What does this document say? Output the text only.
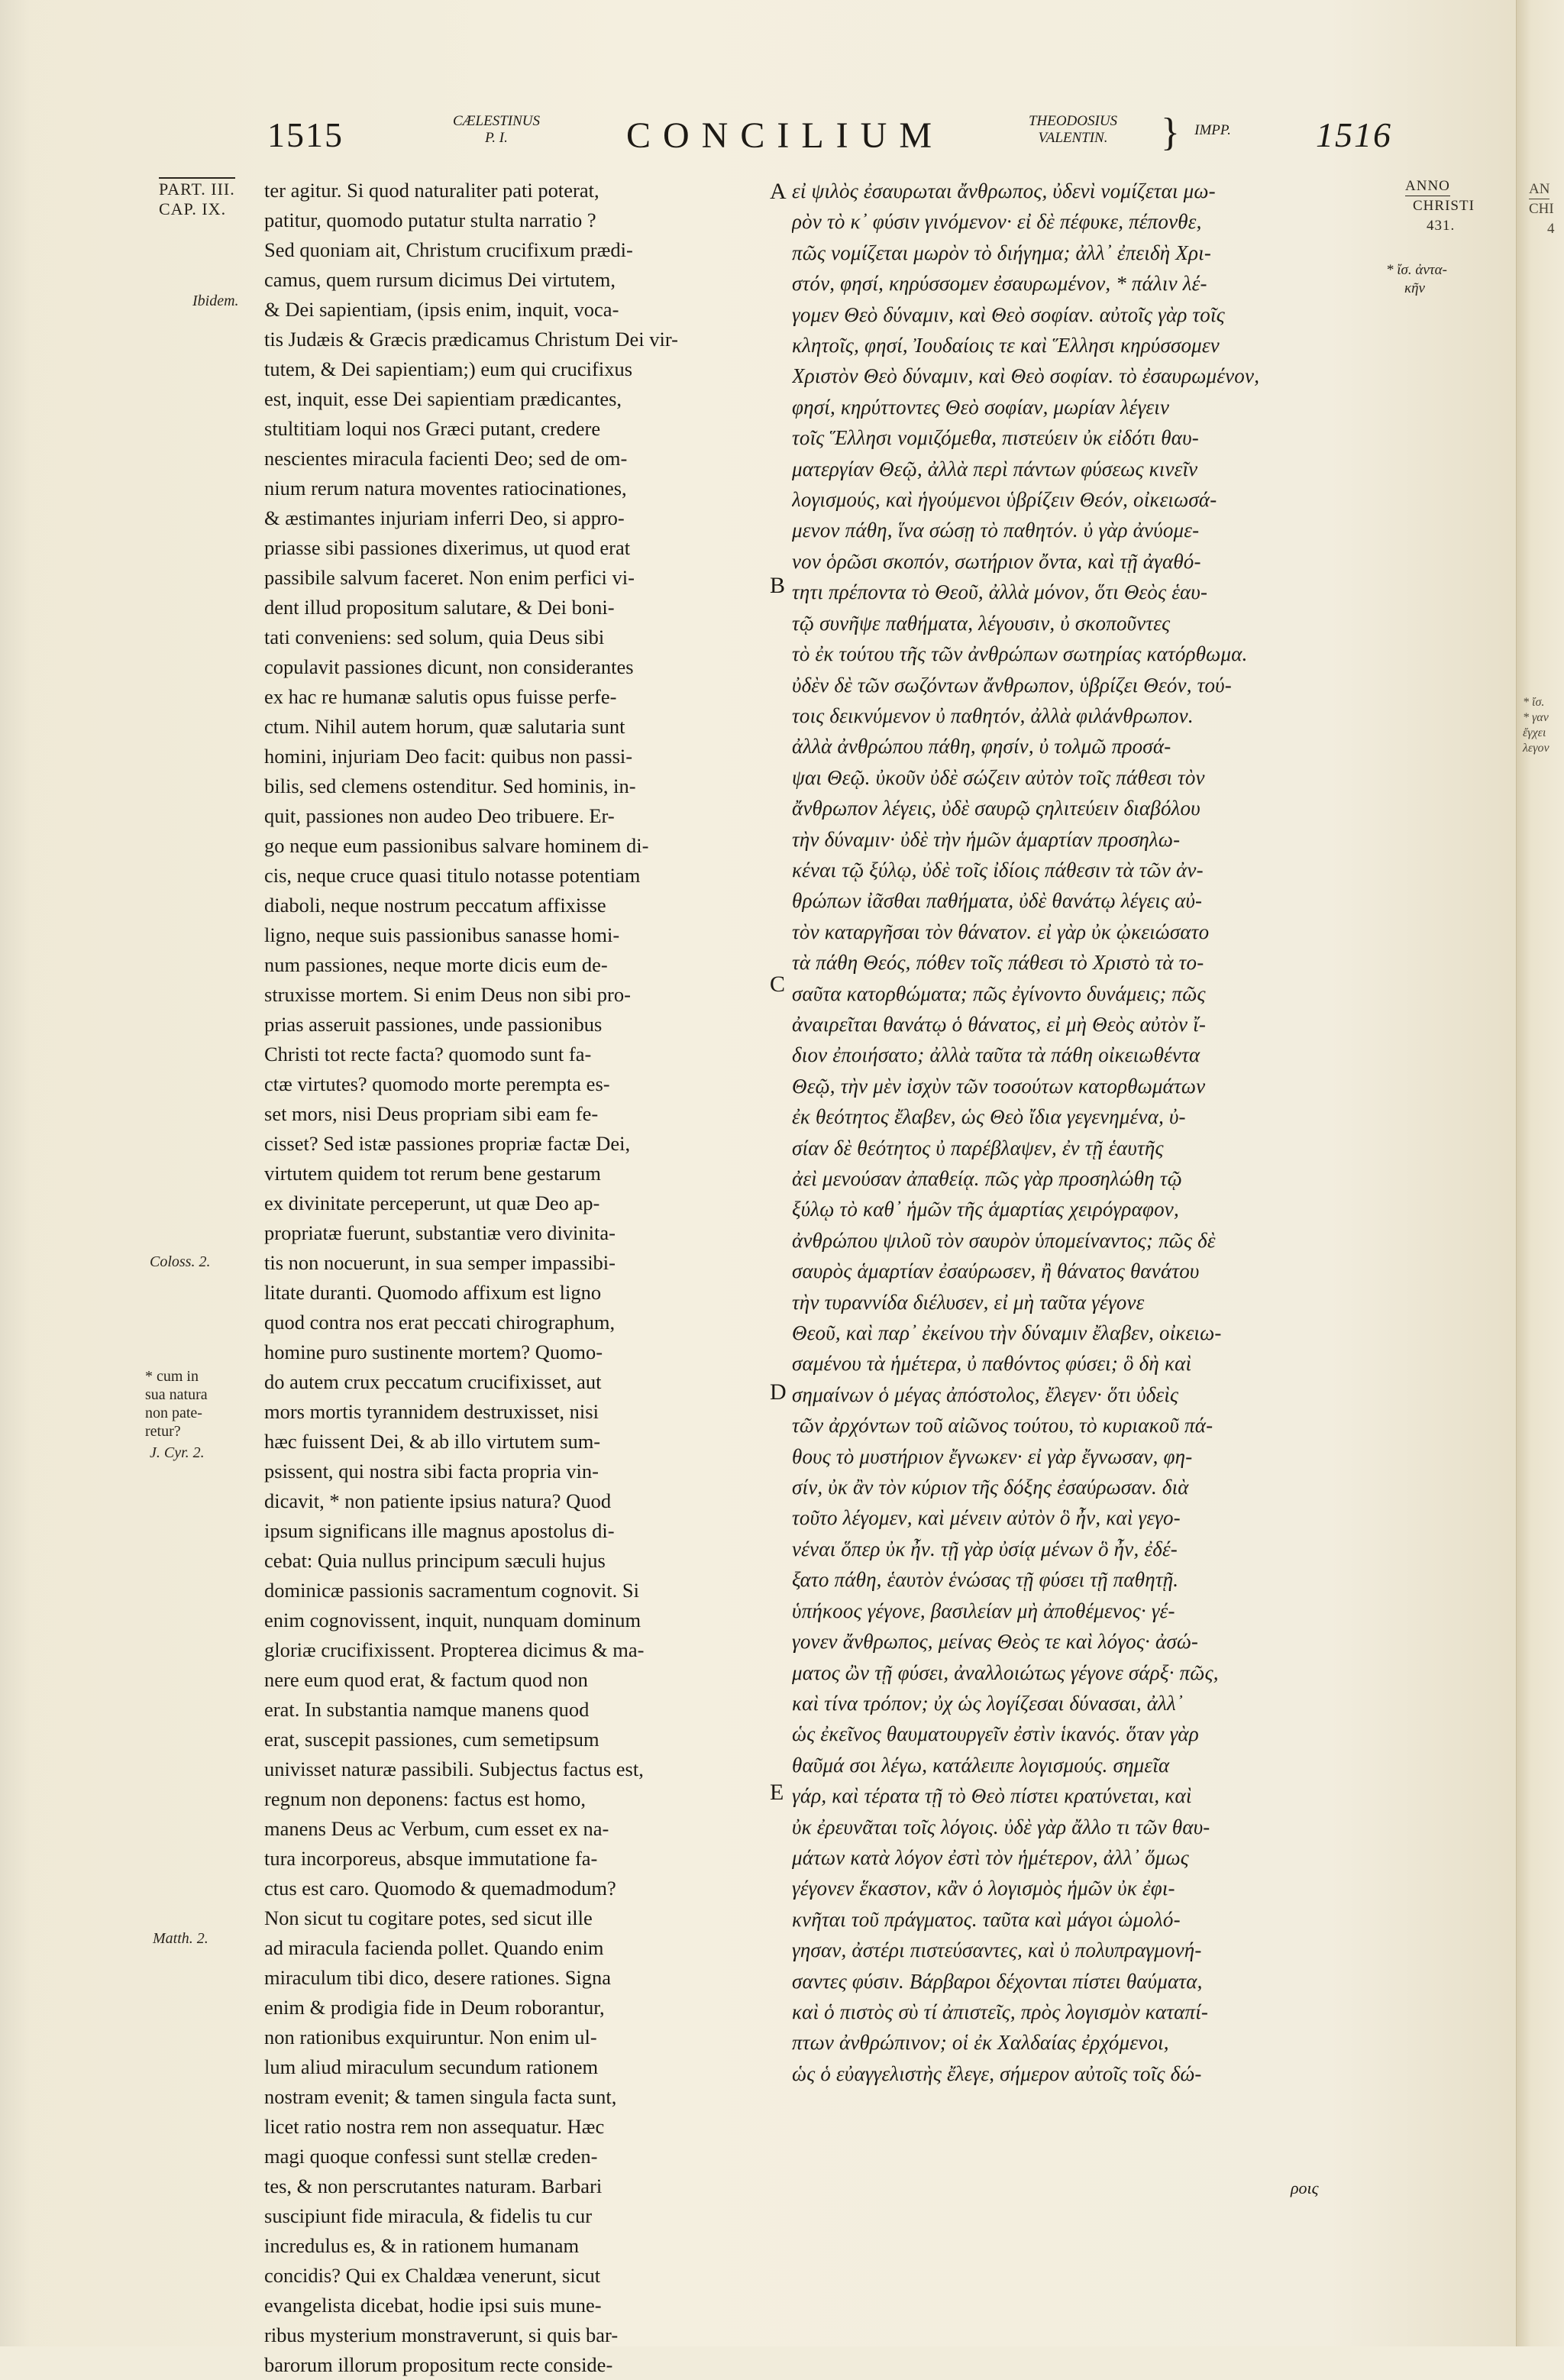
1515	CÆLESTINUS
P. I.	CONCILIUM	THEODOSIUS
VALENTIN.	}	IMPP.	1516
PART. III.
CAP. IX.
Ibidem.
Coloss. 2.
* cum in
sua natura
non pate-
retur?
J. Cyr. 2.
Matth. 2.
ANNO
CHRISTI
431.
* ἴσ. ἀντα-
κῆν
AN
CHI
4
* ἴσ.
* γαν
ἔγχει
λεγον
A
B
C
D
E
ter agitur. Si quod naturaliter pati poterat,
patitur, quomodo putatur stulta narratio ?
Sed quoniam ait, Christum crucifixum prædi-
camus, quem rursum dicimus Dei virtutem,
& Dei sapientiam, (ipsis enim, inquit, voca-
tis Judæis & Græcis prædicamus Christum Dei vir-
tutem, & Dei sapientiam;) eum qui crucifixus
est, inquit, esse Dei sapientiam prædicantes,
stultitiam loqui nos Græci putant, credere
nescientes miracula facienti Deo; sed de om-
nium rerum natura moventes ratiocinationes,
& æstimantes injuriam inferri Deo, si appro-
priasse sibi passiones dixerimus, ut quod erat
passibile salvum faceret. Non enim perfici vi-
dent illud propositum salutare, & Dei boni-
tati conveniens: sed solum, quia Deus sibi
copulavit passiones dicunt, non considerantes
ex hac re humanæ salutis opus fuisse perfe-
ctum. Nihil autem horum, quæ salutaria sunt
homini, injuriam Deo facit: quibus non passi-
bilis, sed clemens ostenditur. Sed hominis, in-
quit, passiones non audeo Deo tribuere. Er-
go neque eum passionibus salvare hominem di-
cis, neque cruce quasi titulo notasse potentiam
diaboli, neque nostrum peccatum affixisse
ligno, neque suis passionibus sanasse homi-
num passiones, neque morte dicis eum de-
struxisse mortem. Si enim Deus non sibi pro-
prias asseruit passiones, unde passionibus
Christi tot recte facta? quomodo sunt fa-
ctæ virtutes? quomodo morte perempta es-
set mors, nisi Deus propriam sibi eam fe-
cisset? Sed istæ passiones propriæ factæ Dei,
virtutem quidem tot rerum bene gestarum
ex divinitate perceperunt, ut quæ Deo ap-
propriatæ fuerunt, substantiæ vero divinita-
tis non nocuerunt, in sua semper impassibi-
litate duranti. Quomodo affixum est ligno
quod contra nos erat peccati chirographum,
homine puro sustinente mortem? Quomo-
do autem crux peccatum crucifixisset, aut
mors mortis tyrannidem destruxisset, nisi
hæc fuissent Dei, & ab illo virtutem sum-
psissent, qui nostra sibi facta propria vin-
dicavit, * non patiente ipsius natura? Quod
ipsum significans ille magnus apostolus di-
cebat: Quia nullus principum sæculi hujus
dominicæ passionis sacramentum cognovit. Si
enim cognovissent, inquit, nunquam dominum
gloriæ crucifixissent. Propterea dicimus & ma-
nere eum quod erat, & factum quod non
erat. In substantia namque manens quod
erat, suscepit passiones, cum semetipsum
univisset naturæ passibili. Subjectus factus est,
regnum non deponens: factus est homo,
manens Deus ac Verbum, cum esset ex na-
tura incorporeus, absque immutatione fa-
ctus est caro. Quomodo & quemadmodum?
Non sicut tu cogitare potes, sed sicut ille
ad miracula facienda pollet. Quando enim
miraculum tibi dico, desere rationes. Signa
enim & prodigia fide in Deum roborantur,
non rationibus exquiruntur. Non enim ul-
lum aliud miraculum secundum rationem
nostram evenit; & tamen singula facta sunt,
licet ratio nostra rem non assequatur. Hæc
magi quoque confessi sunt stellæ creden-
tes, & non perscrutantes naturam. Barbari
suscipiunt fide miracula, & fidelis tu cur
incredulus es, & in rationem humanam
concidis? Qui ex Chaldæa venerunt, sicut
evangelista dicebat, hodie ipsi suis mune-
ribus mysterium monstraverunt, si quis bar-
barorum illorum propositum recte conside-
εἰ ψιλὸς ἐσαυρωται ἄνθρωπος, ὐδενὶ νομίζεται μω-
ρὸν τὸ κ᾽ φύσιν γινόμενον· εἰ δὲ πέφυκε, πέπονθε,
πῶς νομίζεται μωρὸν τὸ διήγημα; ἀλλ᾽ ἐπειδὴ Χρι-
στόν, φησί, κηρύσσομεν ἐσαυρωμένον, * πάλιν λέ-
γομεν Θεὸ δύναμιν, καὶ Θεὸ σοφίαν. αὐτοῖς γὰρ τοῖς
κλητοῖς, φησί, Ἰουδαίοις τε καὶ Ἕλλησι κηρύσσομεν
Χριστὸν Θεὸ δύναμιν, καὶ Θεὸ σοφίαν. τὸ ἐσαυρωμένον,
φησί, κηρύττοντες Θεὸ σοφίαν, μωρίαν λέγειν
τοῖς Ἕλλησι νομιζόμεθα, πιστεύειν ὐκ εἰδότι θαυ-
ματεργίαν Θεῷ, ἀλλὰ περὶ πάντων φύσεως κινεῖν
λογισμούς, καὶ ἡγούμενοι ὑβρίζειν Θεόν, οἰκειωσά-
μενον πάθη, ἵνα σώσῃ τὸ παθητόν. ὐ γὰρ ἀνύομε-
νον ὁρῶσι σκοπόν, σωτήριον ὄντα, καὶ τῇ ἀγαθό-
τητι πρέποντα τὸ Θεοῦ, ἀλλὰ μόνον, ὅτι Θεὸς ἑαυ-
τῷ συνῆψε παθήματα, λέγουσιν, ὐ σκοποῦντες
τὸ ἐκ τούτου τῆς τῶν ἀνθρώπων σωτηρίας κατόρθωμα.
ὐδὲν δὲ τῶν σωζόντων ἄνθρωπον, ὑβρίζει Θεόν, τού-
τοις δεικνύμενον ὐ παθητόν, ἀλλὰ φιλάνθρωπον.
ἀλλὰ ἀνθρώπου πάθη, φησίν, ὐ τολμῶ προσά-
ψαι Θεῷ. ὐκοῦν ὐδὲ σώζειν αὐτὸν τοῖς πάθεσι τὸν
ἄνθρωπον λέγεις, ὐδὲ σαυρῷ ςηλιτεύειν διαβόλου
τὴν δύναμιν· ὐδὲ τὴν ἡμῶν ἁμαρτίαν προσηλω-
κέναι τῷ ξύλῳ, ὐδὲ τοῖς ἰδίοις πάθεσιν τὰ τῶν ἀν-
θρώπων ἰᾶσθαι παθήματα, ὐδὲ θανάτῳ λέγεις αὐ-
τὸν καταργῆσαι τὸν θάνατον. εἰ γὰρ ὐκ ᾠκειώσατο
τὰ πάθη Θεός, πόθεν τοῖς πάθεσι τὸ Χριστὸ τὰ το-
σαῦτα κατορθώματα; πῶς ἐγίνοντο δυνάμεις; πῶς
ἀναιρεῖται θανάτῳ ὁ θάνατος, εἰ μὴ Θεὸς αὐτὸν ἴ-
διον ἐποιήσατο; ἀλλὰ ταῦτα τὰ πάθη οἰκειωθέντα
Θεῷ, τὴν μὲν ἰσχὺν τῶν τοσούτων κατορθωμάτων
ἐκ θεότητος ἔλαβεν, ὡς Θεὸ ἴδια γεγενημένα, ὐ-
σίαν δὲ θεότητος ὐ παρέβλαψεν, ἐν τῇ ἑαυτῆς
ἀεὶ μενούσαν ἀπαθείᾳ. πῶς γὰρ προσηλώθη τῷ
ξύλῳ τὸ καθ᾽ ἡμῶν τῆς ἁμαρτίας χειρόγραφον,
ἀνθρώπου ψιλοῦ τὸν σαυρὸν ὑπομείναντος; πῶς δὲ
σαυρὸς ἁμαρτίαν ἐσαύρωσεν, ἢ θάνατος θανάτου
τὴν τυραννίδα διέλυσεν, εἰ μὴ ταῦτα γέγονε
Θεοῦ, καὶ παρ᾽ ἐκείνου τὴν δύναμιν ἔλαβεν, οἰκειω-
σαμένου τὰ ἡμέτερα, ὐ παθόντος φύσει; ὃ δὴ καὶ
σημαίνων ὁ μέγας ἀπόστολος, ἔλεγεν· ὅτι ὐδεὶς
τῶν ἀρχόντων τοῦ αἰῶνος τούτου, τὸ κυριακοῦ πά-
θους τὸ μυστήριον ἔγνωκεν· εἰ γὰρ ἔγνωσαν, φη-
σίν, ὐκ ἂν τὸν κύριον τῆς δόξης ἐσαύρωσαν. διὰ
τοῦτο λέγομεν, καὶ μένειν αὐτὸν ὃ ἦν, καὶ γεγο-
νέναι ὅπερ ὐκ ἦν. τῇ γὰρ ὐσίᾳ μένων ὃ ἦν, ἐδέ-
ξατο πάθη, ἑαυτὸν ἑνώσας τῇ φύσει τῇ παθητῇ.
ὑπήκοος γέγονε, βασιλείαν μὴ ἀποθέμενος· γέ-
γονεν ἄνθρωπος, μείνας Θεὸς τε καὶ λόγος· ἀσώ-
ματος ὢν τῇ φύσει, ἀναλλοιώτως γέγονε σάρξ· πῶς,
καὶ τίνα τρόπον; ὐχ ὡς λογίζεσαι δύνασαι, ἀλλ᾽
ὡς ἐκεῖνος θαυματουργεῖν ἐστὶν ἱκανός. ὅταν γὰρ
θαῦμά σοι λέγω, κατάλειπε λογισμούς. σημεῖα
γάρ, καὶ τέρατα τῇ τὸ Θεὸ πίστει κρατύνεται, καὶ
ὐκ ἐρευνᾶται τοῖς λόγοις. ὐδὲ γὰρ ἄλλο τι τῶν θαυ-
μάτων κατὰ λόγον ἐστὶ τὸν ἡμέτερον, ἀλλ᾽ ὅμως
γέγονεν ἕκαστον, κἂν ὁ λογισμὸς ἡμῶν ὐκ ἐφι-
κνῆται τοῦ πράγματος. ταῦτα καὶ μάγοι ὡμολό-
γησαν, ἀστέρι πιστεύσαντες, καὶ ὐ πολυπραγμονή-
σαντες φύσιν. Βάρβαροι δέχονται πίστει θαύματα,
καὶ ὁ πιστὸς σὺ τί ἀπιστεῖς, πρὸς λογισμὸν καταπί-
πτων ἀνθρώπινον; οἱ ἐκ Χαλδαίας ἐρχόμενοι,
ὡς ὁ εὐαγγελιστὴς ἔλεγε, σήμερον αὐτοῖς τοῖς δώ-
ροις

────────────────────

- **Set problem**: From the data above, work out how many lines contain the string "propositum" and reply with only the number.

- **Exercise solution**: 2